↓
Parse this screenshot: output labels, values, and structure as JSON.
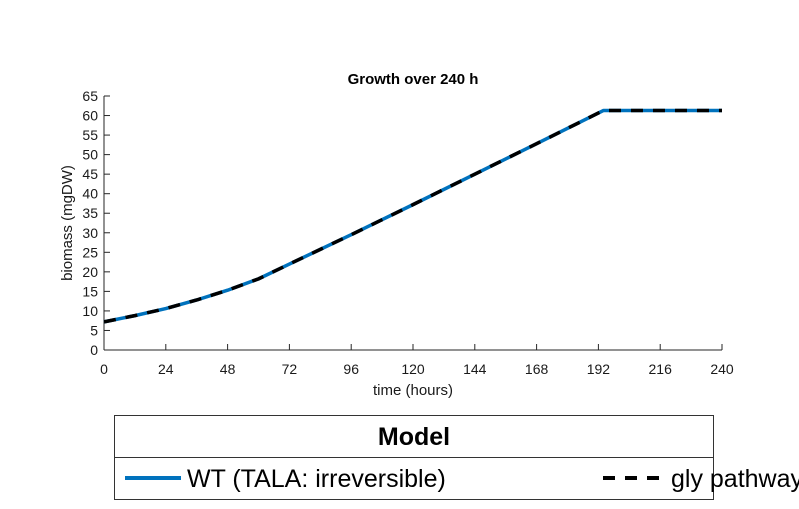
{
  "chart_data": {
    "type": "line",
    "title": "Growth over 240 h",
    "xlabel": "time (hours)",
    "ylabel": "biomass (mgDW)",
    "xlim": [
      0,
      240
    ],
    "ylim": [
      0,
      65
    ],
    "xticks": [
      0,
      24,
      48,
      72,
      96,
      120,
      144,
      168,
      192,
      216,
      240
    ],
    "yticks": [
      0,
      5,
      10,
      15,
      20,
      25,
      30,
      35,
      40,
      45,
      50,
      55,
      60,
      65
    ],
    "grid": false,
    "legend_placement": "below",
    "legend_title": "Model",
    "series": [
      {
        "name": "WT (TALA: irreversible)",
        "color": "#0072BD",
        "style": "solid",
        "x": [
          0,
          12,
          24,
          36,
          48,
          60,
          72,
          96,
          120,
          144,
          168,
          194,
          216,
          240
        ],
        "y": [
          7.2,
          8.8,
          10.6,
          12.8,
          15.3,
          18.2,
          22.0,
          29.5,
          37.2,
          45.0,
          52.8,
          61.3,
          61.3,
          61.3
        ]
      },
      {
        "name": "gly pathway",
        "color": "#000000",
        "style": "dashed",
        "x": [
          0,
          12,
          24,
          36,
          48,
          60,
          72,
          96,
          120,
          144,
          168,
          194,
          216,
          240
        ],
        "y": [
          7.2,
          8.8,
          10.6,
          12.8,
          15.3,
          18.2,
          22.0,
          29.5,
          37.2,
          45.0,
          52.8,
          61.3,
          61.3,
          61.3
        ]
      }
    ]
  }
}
↑
**SET EXERCISE:** With the pictures omitted, reproduce the records in full and exactly.

**SOLUTION:**
Parse this screenshot: output labels, values, and structure as JSON.
{
  "chart_data": {
    "type": "line",
    "title": "Growth over 240 h",
    "xlabel": "time (hours)",
    "ylabel": "biomass (mgDW)",
    "xlim": [
      0,
      240
    ],
    "ylim": [
      0,
      65
    ],
    "xticks": [
      0,
      24,
      48,
      72,
      96,
      120,
      144,
      168,
      192,
      216,
      240
    ],
    "yticks": [
      0,
      5,
      10,
      15,
      20,
      25,
      30,
      35,
      40,
      45,
      50,
      55,
      60,
      65
    ],
    "grid": false,
    "legend_placement": "below",
    "legend_title": "Model",
    "series": [
      {
        "name": "WT (TALA: irreversible)",
        "color": "#0072BD",
        "style": "solid",
        "x": [
          0,
          12,
          24,
          36,
          48,
          60,
          72,
          96,
          120,
          144,
          168,
          194,
          216,
          240
        ],
        "y": [
          7.2,
          8.8,
          10.6,
          12.8,
          15.3,
          18.2,
          22.0,
          29.5,
          37.2,
          45.0,
          52.8,
          61.3,
          61.3,
          61.3
        ]
      },
      {
        "name": "gly pathway",
        "color": "#000000",
        "style": "dashed",
        "x": [
          0,
          12,
          24,
          36,
          48,
          60,
          72,
          96,
          120,
          144,
          168,
          194,
          216,
          240
        ],
        "y": [
          7.2,
          8.8,
          10.6,
          12.8,
          15.3,
          18.2,
          22.0,
          29.5,
          37.2,
          45.0,
          52.8,
          61.3,
          61.3,
          61.3
        ]
      }
    ]
  }
}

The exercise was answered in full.